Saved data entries
+-------+

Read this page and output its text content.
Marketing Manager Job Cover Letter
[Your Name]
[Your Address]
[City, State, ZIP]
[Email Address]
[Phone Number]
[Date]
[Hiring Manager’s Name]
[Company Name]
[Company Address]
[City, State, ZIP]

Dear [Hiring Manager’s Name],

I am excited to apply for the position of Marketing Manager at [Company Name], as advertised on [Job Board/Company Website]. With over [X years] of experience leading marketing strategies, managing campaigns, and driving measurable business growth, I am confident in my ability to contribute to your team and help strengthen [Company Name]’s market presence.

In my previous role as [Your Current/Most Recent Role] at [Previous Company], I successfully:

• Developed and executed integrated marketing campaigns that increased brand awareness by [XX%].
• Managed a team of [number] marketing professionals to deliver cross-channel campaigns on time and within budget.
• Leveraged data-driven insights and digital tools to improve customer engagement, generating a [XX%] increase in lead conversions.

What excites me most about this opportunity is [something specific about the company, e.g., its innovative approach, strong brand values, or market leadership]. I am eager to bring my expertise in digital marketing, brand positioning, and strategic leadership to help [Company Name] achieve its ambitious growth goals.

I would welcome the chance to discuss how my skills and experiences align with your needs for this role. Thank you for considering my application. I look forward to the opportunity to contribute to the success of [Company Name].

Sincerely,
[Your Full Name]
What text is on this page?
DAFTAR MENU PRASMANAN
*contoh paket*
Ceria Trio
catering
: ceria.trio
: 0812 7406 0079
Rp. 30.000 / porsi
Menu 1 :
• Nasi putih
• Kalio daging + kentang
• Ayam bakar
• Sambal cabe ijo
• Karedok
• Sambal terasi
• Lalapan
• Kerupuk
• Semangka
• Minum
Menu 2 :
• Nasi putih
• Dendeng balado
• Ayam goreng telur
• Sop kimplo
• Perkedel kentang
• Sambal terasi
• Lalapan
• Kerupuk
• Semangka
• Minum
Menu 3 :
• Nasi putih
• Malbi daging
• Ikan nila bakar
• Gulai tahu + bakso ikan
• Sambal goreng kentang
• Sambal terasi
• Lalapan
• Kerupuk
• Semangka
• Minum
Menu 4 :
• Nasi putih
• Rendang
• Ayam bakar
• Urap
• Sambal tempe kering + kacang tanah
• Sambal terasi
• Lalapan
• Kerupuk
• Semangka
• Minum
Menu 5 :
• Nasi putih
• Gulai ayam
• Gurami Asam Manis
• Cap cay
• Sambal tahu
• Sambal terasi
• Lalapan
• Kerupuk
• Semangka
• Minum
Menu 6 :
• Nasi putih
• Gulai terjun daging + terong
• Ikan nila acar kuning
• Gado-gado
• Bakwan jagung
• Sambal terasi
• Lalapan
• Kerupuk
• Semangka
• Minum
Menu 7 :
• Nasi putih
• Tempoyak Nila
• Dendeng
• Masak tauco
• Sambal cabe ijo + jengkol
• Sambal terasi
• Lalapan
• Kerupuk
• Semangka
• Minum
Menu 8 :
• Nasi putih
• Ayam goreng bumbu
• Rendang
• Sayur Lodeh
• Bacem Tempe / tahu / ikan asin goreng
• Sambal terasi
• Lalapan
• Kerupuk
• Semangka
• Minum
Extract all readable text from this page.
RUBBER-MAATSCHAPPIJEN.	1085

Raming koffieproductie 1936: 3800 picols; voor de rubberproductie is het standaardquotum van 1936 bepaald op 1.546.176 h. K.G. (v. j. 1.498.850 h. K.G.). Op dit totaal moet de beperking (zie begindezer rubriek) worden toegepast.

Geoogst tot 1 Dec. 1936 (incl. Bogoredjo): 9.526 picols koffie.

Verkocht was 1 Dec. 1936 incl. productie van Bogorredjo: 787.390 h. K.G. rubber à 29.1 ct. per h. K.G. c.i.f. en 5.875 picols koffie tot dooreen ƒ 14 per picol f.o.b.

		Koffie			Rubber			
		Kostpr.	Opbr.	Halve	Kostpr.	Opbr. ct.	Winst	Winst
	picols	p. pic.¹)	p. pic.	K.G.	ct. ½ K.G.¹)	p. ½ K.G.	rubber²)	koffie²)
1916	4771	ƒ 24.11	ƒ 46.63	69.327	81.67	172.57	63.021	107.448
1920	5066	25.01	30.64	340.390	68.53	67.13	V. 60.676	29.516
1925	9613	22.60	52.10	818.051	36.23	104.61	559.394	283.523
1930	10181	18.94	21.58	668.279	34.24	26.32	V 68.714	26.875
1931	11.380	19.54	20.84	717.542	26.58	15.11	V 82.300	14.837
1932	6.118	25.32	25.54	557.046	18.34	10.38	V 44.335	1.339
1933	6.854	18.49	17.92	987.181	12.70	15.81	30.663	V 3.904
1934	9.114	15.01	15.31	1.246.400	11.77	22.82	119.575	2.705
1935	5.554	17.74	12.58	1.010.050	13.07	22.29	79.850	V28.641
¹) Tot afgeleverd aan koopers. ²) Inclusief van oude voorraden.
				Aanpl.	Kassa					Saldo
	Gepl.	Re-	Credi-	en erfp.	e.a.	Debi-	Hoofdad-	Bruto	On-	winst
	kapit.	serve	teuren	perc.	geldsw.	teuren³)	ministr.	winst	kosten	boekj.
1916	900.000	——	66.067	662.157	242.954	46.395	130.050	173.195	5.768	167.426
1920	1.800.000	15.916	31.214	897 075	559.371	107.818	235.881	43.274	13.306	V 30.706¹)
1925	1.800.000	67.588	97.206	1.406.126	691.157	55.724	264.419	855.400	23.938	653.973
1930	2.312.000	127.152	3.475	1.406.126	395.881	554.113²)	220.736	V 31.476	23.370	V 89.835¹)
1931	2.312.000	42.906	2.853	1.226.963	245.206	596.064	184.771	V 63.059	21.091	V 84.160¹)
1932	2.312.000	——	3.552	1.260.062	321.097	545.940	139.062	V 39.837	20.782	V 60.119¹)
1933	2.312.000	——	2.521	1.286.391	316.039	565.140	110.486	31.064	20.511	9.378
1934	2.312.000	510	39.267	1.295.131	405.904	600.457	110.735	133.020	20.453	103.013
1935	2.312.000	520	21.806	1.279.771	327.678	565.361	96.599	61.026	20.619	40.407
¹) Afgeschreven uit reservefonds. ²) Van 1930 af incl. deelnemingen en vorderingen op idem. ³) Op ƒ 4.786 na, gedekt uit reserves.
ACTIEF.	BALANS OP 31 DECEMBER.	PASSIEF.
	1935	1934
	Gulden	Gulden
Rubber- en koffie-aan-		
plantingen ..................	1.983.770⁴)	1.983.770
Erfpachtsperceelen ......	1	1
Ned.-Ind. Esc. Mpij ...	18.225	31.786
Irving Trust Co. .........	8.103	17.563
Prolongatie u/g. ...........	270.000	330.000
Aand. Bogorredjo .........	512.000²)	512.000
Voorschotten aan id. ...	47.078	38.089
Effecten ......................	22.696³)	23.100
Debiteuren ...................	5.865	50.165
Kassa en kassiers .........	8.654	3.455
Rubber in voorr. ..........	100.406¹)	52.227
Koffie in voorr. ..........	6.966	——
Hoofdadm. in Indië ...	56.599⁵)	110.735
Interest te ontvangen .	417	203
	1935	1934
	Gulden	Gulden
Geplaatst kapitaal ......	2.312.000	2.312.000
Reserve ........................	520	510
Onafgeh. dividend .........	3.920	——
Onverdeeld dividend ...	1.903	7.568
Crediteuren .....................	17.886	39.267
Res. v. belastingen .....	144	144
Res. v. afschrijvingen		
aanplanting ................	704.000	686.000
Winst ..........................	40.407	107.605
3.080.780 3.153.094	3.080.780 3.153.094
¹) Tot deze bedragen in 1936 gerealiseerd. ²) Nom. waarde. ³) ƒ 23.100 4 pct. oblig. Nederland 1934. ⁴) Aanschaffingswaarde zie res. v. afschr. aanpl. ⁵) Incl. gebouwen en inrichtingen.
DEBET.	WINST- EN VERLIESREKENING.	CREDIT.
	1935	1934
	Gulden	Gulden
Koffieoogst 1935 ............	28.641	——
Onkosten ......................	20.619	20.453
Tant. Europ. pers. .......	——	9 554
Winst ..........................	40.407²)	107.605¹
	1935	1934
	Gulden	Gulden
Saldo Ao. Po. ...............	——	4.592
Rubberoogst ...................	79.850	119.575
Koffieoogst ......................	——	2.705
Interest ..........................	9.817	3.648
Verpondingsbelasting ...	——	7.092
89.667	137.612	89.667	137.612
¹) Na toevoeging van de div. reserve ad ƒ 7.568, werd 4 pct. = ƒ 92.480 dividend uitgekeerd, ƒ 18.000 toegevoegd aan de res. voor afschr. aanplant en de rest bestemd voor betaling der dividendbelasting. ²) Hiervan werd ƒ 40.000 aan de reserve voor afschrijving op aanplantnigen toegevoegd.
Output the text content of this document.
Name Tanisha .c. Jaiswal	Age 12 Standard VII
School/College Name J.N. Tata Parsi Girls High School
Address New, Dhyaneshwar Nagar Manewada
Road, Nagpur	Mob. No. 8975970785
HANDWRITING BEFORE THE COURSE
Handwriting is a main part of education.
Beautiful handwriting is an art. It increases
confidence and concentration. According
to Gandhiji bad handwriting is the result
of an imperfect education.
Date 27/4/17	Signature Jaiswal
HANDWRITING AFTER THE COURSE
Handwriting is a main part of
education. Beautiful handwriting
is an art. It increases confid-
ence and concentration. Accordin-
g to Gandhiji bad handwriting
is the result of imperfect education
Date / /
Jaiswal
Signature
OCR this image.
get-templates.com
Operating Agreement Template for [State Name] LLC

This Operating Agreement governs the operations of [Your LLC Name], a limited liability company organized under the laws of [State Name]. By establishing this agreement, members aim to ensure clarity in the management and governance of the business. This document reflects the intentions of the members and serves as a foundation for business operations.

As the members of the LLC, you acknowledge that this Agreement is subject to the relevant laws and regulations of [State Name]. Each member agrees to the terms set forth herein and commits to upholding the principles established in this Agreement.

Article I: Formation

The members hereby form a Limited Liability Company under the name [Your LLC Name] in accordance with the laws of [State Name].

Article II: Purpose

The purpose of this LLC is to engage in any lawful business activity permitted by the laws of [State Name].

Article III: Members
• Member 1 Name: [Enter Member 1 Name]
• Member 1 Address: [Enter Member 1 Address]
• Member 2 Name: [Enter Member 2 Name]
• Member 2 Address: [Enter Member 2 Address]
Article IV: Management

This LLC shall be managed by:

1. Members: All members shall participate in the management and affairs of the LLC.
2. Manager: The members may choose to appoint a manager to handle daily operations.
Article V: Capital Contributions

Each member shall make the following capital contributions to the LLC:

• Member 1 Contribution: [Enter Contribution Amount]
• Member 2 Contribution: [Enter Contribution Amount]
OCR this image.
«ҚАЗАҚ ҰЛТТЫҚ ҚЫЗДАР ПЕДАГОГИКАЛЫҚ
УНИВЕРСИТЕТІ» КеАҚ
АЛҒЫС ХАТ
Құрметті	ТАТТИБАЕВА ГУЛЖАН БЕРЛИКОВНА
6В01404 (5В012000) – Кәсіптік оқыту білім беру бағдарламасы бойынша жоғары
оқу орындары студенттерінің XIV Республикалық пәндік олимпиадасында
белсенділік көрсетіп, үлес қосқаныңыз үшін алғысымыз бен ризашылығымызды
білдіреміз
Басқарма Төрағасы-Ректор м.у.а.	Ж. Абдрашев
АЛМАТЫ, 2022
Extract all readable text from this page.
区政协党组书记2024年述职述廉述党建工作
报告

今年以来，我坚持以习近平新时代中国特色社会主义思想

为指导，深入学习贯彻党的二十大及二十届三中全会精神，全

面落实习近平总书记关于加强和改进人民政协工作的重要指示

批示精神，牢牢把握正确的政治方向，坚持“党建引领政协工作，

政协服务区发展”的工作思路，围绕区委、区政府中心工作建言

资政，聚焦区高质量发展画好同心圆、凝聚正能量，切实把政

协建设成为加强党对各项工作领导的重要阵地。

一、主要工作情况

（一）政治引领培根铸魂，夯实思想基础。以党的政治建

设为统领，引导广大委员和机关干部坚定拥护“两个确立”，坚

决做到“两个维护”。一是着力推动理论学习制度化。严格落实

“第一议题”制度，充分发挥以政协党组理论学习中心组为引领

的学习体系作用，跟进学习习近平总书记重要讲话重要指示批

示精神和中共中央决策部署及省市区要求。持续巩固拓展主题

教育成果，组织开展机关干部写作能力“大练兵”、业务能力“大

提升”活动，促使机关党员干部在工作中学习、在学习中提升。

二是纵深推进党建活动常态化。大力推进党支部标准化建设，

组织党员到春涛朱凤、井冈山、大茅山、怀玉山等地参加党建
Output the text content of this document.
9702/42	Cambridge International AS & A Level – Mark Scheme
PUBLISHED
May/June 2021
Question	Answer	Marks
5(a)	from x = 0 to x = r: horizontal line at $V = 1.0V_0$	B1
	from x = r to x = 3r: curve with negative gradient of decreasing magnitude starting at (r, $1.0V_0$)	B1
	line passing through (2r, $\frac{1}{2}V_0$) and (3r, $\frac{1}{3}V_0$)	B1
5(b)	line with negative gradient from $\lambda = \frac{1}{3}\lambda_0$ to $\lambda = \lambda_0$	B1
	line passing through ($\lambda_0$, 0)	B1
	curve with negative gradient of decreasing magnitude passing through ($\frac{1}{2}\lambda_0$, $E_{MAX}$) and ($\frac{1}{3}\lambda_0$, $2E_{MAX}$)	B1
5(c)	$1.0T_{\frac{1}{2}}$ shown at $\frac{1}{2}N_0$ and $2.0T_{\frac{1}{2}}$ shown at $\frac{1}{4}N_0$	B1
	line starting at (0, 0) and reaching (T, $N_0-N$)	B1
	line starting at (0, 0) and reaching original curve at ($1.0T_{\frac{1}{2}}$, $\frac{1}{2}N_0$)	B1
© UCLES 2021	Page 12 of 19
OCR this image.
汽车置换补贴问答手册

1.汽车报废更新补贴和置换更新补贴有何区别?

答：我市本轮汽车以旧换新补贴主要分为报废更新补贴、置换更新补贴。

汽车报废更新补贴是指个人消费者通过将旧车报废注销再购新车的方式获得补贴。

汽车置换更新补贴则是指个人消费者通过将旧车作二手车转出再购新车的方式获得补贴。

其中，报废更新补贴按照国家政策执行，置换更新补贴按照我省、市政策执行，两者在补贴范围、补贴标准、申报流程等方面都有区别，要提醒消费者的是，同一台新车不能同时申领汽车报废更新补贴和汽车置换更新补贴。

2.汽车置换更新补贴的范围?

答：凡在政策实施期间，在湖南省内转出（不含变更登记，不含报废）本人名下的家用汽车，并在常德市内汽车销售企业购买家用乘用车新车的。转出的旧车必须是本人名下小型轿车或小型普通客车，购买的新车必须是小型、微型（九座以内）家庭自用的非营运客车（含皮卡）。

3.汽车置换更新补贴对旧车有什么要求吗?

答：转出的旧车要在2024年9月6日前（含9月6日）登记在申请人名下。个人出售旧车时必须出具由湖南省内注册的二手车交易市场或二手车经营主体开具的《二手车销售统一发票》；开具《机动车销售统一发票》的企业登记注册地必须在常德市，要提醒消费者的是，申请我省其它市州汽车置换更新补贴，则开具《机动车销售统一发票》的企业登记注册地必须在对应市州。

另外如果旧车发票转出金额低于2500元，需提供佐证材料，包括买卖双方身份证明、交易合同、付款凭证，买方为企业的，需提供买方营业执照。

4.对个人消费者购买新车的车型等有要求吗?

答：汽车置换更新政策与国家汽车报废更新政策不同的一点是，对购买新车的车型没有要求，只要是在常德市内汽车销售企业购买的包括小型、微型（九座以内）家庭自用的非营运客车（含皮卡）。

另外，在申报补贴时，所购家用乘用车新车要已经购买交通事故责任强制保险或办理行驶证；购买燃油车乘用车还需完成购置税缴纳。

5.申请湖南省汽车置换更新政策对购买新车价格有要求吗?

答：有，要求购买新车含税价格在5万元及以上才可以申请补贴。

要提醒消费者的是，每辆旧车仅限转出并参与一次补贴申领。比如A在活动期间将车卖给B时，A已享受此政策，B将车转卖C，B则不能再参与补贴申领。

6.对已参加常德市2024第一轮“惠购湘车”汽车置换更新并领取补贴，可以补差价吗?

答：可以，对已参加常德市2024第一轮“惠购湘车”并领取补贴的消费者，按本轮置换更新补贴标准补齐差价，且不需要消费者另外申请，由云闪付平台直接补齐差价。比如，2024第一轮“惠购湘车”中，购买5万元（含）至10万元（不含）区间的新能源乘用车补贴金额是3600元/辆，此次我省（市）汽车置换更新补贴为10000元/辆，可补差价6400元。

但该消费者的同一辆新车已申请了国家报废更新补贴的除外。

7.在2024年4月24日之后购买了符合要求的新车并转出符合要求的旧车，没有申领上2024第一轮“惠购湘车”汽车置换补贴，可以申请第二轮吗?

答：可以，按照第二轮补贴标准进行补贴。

+-------+

* EXERCISE DETAILS:
Tally up the lines with the word "Gandhiji" in them, and answer with that number by itself.

* TASK RESPONSE:
2